• _Aim of the exercise_:
Copy each line of the data below with the word "verifies".

• _Extracted entries_:
--------------------------------------------------

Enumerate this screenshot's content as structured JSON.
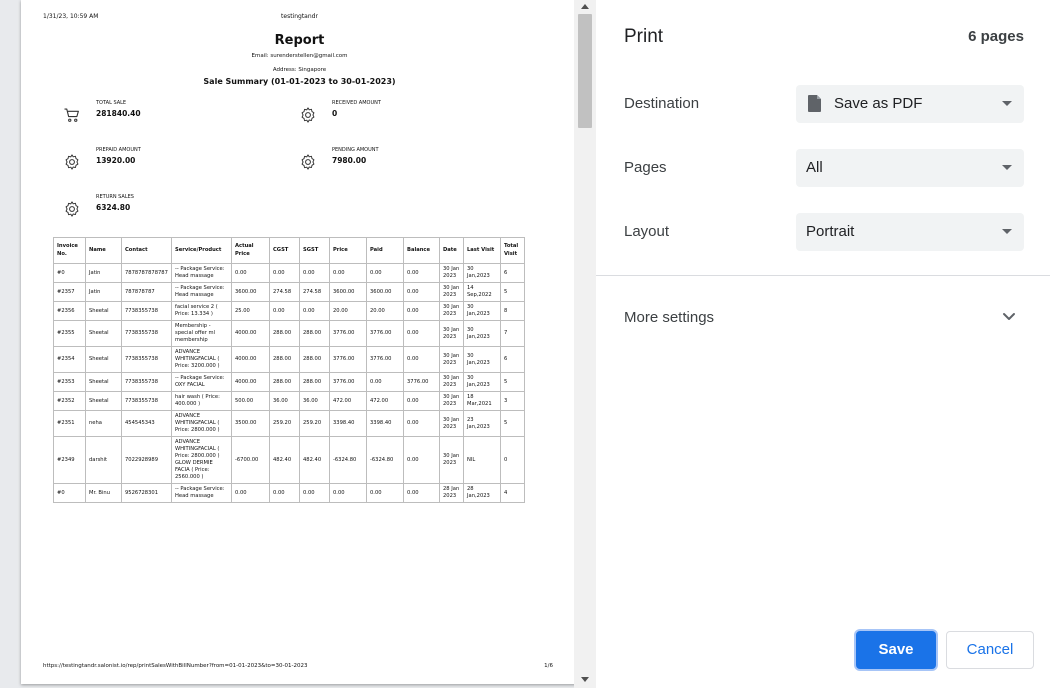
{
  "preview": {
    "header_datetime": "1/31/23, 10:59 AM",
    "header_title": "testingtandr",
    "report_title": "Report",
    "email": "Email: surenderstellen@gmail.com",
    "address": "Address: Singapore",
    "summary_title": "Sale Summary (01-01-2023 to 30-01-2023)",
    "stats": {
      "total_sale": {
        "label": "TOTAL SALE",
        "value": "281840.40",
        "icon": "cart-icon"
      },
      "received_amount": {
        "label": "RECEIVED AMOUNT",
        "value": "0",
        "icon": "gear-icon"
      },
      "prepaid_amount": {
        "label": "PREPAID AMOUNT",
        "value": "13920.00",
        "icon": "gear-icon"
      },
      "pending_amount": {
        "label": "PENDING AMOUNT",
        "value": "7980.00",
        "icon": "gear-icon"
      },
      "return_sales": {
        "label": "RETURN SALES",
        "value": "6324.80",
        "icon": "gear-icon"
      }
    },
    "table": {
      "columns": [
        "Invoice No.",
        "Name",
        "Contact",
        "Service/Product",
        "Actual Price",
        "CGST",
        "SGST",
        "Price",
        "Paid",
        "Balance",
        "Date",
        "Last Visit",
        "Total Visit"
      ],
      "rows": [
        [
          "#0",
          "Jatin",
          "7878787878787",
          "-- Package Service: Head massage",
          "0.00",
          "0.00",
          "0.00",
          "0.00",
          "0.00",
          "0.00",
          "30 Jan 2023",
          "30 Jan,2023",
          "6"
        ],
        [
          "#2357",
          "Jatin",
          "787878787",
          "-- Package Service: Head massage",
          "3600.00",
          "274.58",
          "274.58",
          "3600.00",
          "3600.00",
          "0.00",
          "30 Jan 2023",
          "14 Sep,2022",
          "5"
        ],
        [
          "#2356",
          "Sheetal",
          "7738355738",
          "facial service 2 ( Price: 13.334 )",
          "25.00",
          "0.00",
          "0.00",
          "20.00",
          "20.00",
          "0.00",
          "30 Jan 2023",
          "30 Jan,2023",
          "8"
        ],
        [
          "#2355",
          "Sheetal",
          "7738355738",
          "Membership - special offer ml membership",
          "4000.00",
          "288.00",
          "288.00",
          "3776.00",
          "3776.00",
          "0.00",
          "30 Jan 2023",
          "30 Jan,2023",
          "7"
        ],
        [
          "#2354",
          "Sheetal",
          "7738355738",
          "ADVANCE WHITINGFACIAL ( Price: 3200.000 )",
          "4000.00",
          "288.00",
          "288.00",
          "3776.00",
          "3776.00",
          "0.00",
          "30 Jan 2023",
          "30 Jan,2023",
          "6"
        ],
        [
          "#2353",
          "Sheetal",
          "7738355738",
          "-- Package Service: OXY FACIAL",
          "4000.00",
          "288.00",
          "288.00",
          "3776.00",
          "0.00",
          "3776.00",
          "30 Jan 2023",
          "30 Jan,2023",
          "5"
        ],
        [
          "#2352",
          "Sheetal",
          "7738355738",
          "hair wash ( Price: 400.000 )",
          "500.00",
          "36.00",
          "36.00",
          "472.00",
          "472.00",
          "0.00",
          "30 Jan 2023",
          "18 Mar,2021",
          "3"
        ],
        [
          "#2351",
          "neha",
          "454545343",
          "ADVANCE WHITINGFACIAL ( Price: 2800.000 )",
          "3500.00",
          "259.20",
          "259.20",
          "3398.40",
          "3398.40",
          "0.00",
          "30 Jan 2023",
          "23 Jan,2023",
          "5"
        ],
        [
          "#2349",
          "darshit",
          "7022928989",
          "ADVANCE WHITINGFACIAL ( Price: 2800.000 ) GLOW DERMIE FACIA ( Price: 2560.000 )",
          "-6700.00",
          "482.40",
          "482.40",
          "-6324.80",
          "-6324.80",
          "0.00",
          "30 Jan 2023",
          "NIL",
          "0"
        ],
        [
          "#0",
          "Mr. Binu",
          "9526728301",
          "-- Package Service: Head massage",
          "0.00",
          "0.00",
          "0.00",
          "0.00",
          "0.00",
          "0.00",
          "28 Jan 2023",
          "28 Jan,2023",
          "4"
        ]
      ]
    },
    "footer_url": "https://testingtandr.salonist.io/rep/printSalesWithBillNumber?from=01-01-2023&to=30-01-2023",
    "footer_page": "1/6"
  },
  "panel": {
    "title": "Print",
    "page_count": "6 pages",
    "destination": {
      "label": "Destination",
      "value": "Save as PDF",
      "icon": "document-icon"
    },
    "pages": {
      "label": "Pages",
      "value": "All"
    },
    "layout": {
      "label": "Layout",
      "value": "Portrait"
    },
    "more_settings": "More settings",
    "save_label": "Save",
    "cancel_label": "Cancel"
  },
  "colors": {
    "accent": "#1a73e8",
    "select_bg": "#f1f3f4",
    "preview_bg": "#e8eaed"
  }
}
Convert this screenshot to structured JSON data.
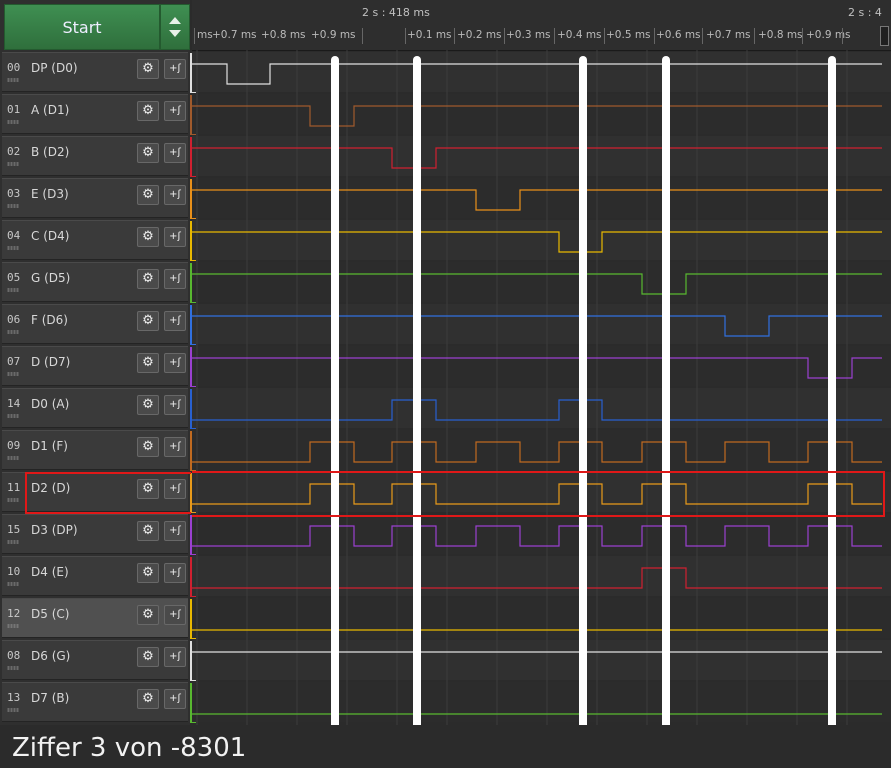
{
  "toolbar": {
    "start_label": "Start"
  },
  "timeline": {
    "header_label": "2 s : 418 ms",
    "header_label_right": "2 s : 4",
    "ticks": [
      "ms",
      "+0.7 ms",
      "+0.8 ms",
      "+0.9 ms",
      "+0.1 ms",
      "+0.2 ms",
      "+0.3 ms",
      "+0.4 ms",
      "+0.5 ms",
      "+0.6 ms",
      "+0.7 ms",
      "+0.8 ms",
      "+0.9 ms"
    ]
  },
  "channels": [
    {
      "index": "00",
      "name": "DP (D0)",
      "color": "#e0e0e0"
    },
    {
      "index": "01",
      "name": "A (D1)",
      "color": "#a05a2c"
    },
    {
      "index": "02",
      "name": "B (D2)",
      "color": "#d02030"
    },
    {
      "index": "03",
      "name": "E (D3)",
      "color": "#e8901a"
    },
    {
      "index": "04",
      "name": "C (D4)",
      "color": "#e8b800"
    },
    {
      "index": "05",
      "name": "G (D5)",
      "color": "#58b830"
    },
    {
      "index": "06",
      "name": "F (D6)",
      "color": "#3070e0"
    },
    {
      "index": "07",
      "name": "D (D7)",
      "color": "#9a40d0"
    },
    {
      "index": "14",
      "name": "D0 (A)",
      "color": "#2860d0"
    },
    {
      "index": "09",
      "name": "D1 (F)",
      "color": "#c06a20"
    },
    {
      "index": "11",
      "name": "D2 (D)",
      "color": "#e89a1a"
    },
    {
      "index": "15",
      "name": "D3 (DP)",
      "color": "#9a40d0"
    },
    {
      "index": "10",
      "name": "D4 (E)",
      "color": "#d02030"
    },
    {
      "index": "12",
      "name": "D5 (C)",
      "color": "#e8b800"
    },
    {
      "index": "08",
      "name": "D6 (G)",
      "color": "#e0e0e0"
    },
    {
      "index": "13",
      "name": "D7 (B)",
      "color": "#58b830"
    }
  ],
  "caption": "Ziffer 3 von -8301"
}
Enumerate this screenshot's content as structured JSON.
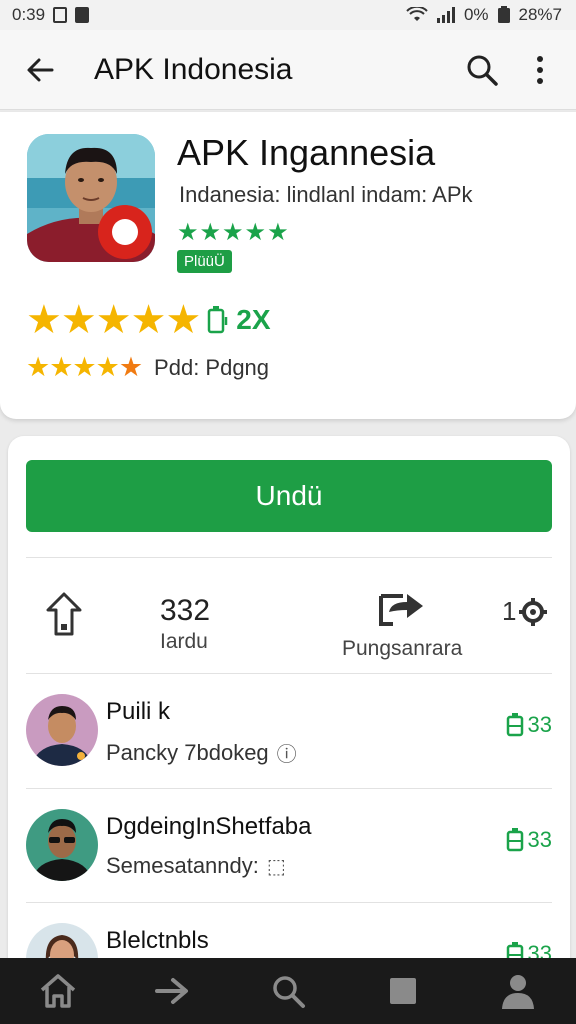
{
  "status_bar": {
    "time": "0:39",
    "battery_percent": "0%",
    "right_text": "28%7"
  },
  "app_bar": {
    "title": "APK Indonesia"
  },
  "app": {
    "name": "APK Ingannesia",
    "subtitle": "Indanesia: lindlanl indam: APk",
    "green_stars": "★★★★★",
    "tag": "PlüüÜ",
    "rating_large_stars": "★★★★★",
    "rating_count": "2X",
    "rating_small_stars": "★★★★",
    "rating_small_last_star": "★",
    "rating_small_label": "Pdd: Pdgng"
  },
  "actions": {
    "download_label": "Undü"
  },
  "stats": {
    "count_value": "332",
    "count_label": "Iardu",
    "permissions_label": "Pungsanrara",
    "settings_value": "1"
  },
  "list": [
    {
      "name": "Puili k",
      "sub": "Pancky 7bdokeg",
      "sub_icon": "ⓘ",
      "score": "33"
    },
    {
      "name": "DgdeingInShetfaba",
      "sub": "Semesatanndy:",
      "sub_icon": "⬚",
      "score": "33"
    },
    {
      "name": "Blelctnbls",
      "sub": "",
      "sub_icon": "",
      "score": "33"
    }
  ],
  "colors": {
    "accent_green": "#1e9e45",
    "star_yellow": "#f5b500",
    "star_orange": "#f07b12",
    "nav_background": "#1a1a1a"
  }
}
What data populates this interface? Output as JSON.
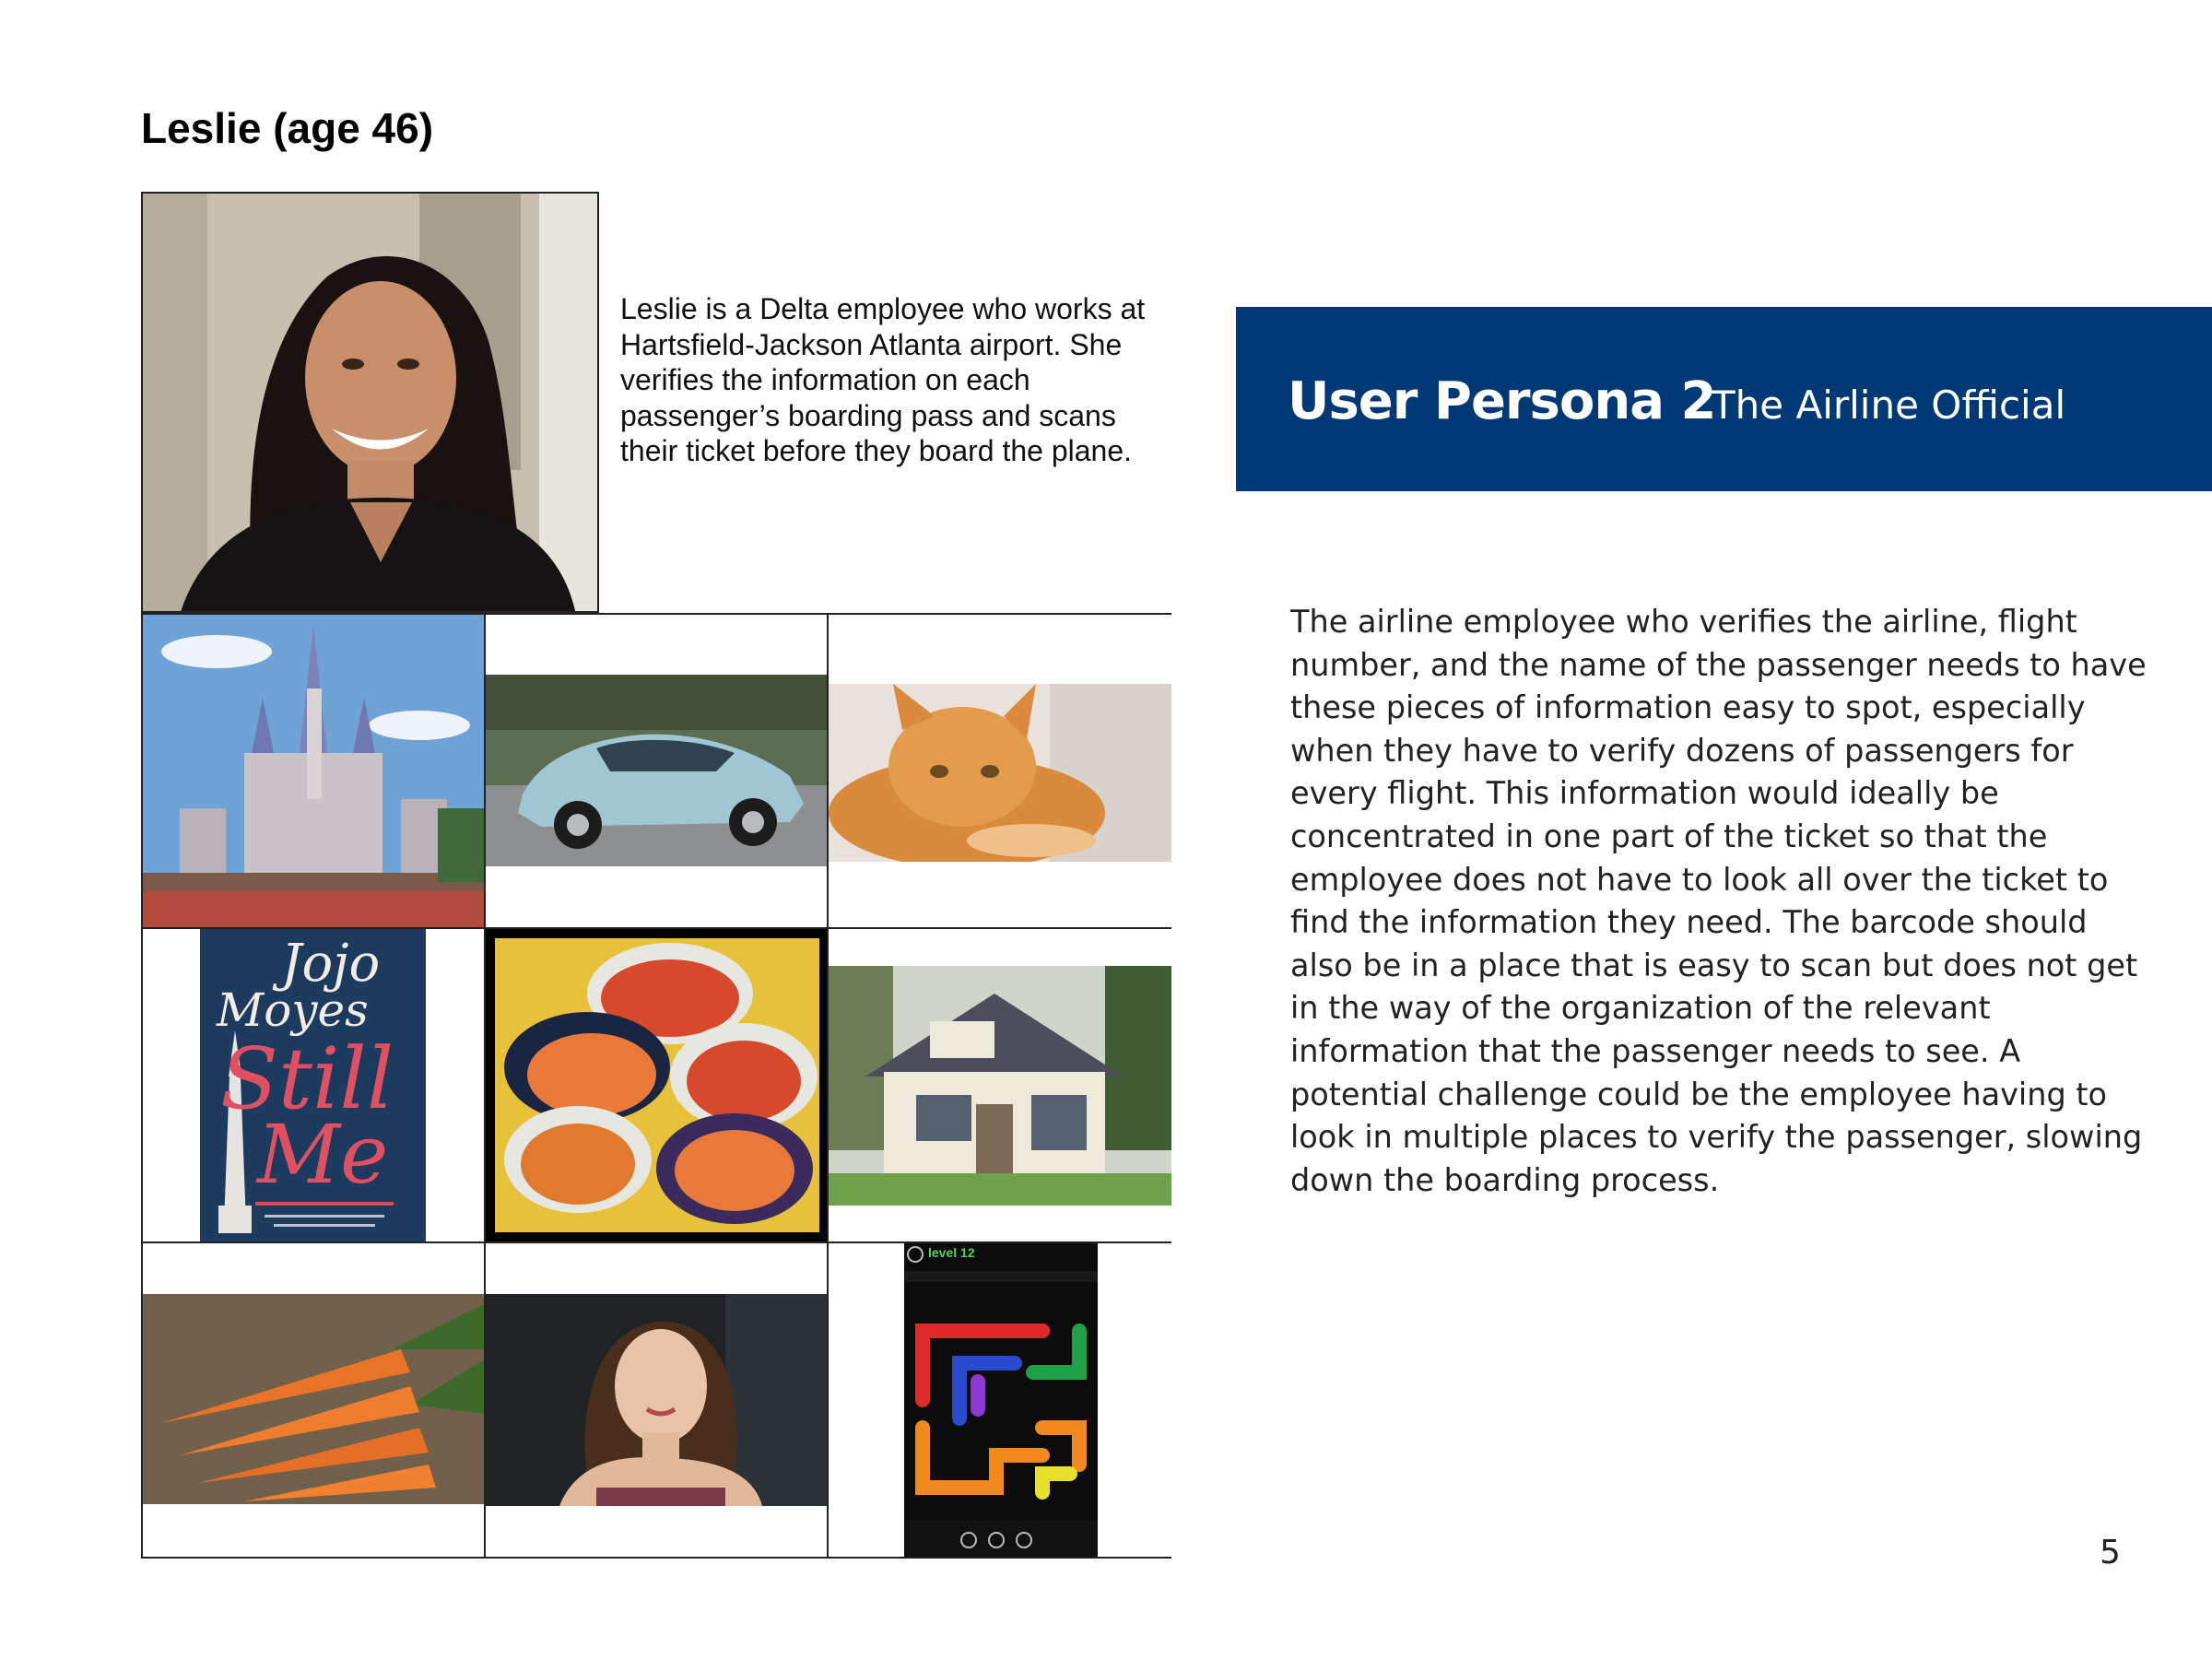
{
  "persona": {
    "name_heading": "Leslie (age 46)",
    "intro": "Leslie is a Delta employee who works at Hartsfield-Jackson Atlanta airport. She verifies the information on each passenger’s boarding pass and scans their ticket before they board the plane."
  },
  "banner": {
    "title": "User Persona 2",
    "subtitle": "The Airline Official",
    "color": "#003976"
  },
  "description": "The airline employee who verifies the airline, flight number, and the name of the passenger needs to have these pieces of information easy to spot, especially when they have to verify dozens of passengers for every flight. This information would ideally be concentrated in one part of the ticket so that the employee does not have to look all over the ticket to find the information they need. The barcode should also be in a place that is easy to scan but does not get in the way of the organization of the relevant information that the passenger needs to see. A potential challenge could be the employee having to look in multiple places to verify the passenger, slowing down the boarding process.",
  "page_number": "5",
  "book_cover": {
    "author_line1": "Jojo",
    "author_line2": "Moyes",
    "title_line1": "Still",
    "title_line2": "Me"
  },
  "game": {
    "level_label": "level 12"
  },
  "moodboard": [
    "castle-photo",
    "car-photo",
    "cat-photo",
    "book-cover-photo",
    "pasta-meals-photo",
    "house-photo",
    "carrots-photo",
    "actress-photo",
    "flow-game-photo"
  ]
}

--------------------------------------------------

• _Complete answer_:
    "intro": "Leslie is a Delta employee who works at Hartsfield-Jackson Atlanta airport. She verifies the information on each passenger’s boarding pass and scans their ticket before they board the plane."
  "description": "The airline employee who verifies the airline, flight number, and the name of the passenger needs to have these pieces of information easy to spot, especially when they have to verify dozens of passengers for every flight. This information would ideally be concentrated in one part of the ticket so that the employee does not have to look all over the ticket to find the information they need. The barcode should also be in a place that is easy to scan but does not get in the way of the organization of the relevant information that the passenger needs to see. A potential challenge could be the employee having to look in multiple places to verify the passenger, slowing down the boarding process.",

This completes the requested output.